EXERCISE GOAL:
In the material below, identify each line bearing the word "Еремовка". Reproduce those lines.

+ + + + +

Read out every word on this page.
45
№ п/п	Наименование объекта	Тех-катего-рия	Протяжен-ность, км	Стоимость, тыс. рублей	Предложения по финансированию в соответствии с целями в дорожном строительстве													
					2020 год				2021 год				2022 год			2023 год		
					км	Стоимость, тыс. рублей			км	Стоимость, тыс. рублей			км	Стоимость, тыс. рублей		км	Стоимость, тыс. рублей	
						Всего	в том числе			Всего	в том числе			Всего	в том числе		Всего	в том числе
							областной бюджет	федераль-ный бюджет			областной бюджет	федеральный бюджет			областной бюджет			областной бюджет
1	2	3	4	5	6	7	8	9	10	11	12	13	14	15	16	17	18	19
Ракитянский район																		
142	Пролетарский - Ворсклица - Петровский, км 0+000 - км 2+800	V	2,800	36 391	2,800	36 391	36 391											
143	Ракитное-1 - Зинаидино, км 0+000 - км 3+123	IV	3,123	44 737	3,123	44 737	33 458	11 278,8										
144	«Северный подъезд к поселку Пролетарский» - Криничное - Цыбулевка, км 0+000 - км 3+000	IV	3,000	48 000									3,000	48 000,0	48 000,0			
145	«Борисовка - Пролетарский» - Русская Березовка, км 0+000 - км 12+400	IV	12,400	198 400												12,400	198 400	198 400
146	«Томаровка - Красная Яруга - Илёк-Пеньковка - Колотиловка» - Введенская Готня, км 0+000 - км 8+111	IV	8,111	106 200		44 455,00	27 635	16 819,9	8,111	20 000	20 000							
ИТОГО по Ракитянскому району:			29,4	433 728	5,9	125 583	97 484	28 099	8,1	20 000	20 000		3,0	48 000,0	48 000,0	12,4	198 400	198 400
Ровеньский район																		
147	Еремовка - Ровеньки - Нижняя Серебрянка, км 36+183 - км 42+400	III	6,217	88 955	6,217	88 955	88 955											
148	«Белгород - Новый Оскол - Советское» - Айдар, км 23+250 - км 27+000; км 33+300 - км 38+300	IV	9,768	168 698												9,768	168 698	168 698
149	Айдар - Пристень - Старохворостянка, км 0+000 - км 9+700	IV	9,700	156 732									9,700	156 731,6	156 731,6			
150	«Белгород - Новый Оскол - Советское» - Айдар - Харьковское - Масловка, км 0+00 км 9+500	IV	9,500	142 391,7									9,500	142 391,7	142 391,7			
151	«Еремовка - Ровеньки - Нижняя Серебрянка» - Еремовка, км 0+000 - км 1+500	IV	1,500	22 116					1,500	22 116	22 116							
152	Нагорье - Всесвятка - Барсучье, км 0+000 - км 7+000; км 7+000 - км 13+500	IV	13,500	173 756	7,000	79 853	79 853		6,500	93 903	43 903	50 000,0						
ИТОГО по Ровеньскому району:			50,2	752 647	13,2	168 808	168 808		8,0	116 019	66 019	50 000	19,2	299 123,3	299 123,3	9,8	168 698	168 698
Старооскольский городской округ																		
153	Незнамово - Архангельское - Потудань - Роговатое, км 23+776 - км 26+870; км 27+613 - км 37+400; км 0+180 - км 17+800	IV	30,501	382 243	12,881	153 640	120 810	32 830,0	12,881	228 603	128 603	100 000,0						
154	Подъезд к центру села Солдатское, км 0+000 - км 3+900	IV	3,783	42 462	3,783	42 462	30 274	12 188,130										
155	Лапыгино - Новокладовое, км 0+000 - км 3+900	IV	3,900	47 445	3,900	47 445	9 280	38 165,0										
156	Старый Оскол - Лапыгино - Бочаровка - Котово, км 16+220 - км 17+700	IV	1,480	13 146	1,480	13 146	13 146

+ + + + +

EXERCISE ANSWER:
147	Еремовка - Ровеньки - Нижняя Серебрянка, км 36+183 - км 42+400	III	6,217	88 955	6,217	88 955	88 955											
151	«Еремовка - Ровеньки - Нижняя Серебрянка» - Еремовка, км 0+000 - км 1+500	IV	1,500	22 116					1,500	22 116	22 116							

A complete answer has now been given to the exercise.